To do:
Report only the number of lines holding "JSON".

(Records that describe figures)

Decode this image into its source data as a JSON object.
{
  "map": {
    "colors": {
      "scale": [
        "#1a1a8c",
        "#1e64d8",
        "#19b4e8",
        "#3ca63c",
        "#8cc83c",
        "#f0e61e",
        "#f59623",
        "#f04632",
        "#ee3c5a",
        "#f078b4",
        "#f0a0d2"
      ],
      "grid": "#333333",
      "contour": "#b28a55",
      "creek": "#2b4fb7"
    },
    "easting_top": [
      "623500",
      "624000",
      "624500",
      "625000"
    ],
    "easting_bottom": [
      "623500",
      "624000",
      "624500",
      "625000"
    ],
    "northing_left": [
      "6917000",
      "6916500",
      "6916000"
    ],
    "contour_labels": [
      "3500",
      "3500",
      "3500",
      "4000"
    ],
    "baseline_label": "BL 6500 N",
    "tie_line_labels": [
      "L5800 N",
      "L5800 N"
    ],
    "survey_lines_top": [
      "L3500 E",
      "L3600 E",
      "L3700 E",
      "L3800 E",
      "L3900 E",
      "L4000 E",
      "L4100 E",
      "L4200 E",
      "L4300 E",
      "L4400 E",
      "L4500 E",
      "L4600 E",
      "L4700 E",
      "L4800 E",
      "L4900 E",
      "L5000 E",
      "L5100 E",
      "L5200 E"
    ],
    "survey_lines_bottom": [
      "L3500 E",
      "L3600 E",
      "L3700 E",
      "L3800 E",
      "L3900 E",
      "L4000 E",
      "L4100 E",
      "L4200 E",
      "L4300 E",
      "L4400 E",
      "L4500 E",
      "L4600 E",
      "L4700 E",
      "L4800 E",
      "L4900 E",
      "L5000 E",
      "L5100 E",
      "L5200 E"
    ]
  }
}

* * *

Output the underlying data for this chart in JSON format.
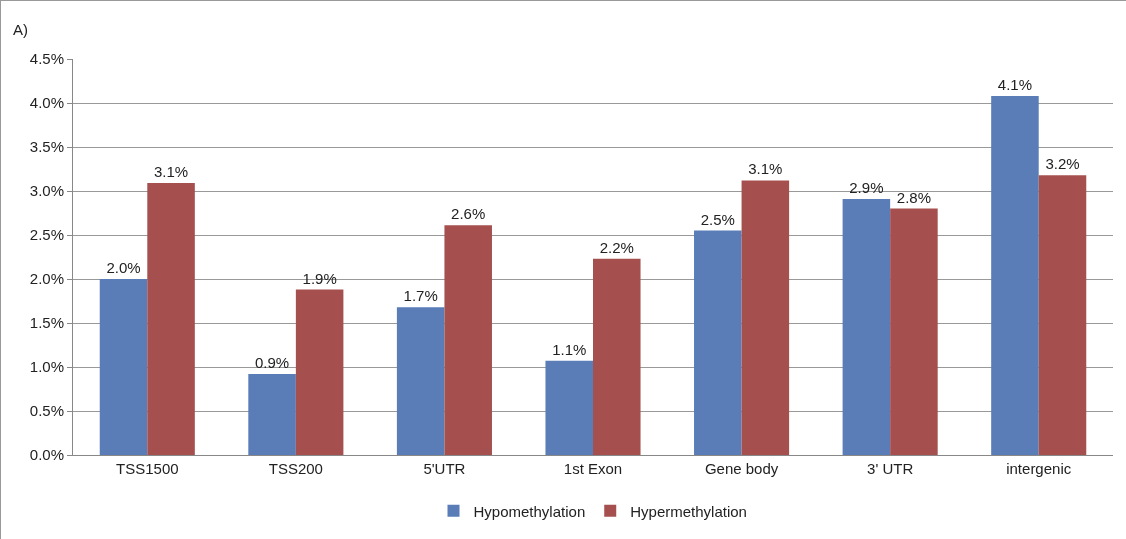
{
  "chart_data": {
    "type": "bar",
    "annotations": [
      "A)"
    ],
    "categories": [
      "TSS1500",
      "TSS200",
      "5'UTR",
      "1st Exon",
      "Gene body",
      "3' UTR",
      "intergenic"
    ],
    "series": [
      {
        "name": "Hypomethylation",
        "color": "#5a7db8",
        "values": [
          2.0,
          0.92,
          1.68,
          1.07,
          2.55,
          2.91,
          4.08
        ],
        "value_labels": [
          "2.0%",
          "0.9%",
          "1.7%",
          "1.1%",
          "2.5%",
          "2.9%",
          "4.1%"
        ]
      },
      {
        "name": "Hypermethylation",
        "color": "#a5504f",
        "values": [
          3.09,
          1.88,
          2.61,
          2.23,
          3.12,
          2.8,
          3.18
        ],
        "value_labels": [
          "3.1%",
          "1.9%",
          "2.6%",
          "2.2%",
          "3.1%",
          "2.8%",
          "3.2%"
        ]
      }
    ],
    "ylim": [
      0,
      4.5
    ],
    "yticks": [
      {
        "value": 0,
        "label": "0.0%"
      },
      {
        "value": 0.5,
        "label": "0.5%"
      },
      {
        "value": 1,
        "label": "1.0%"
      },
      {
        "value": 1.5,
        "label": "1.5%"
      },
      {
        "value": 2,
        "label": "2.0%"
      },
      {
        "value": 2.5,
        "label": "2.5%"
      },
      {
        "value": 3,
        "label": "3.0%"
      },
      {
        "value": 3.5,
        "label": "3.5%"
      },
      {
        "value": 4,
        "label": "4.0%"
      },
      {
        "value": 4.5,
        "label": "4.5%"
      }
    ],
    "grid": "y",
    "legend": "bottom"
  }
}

Written solution:
2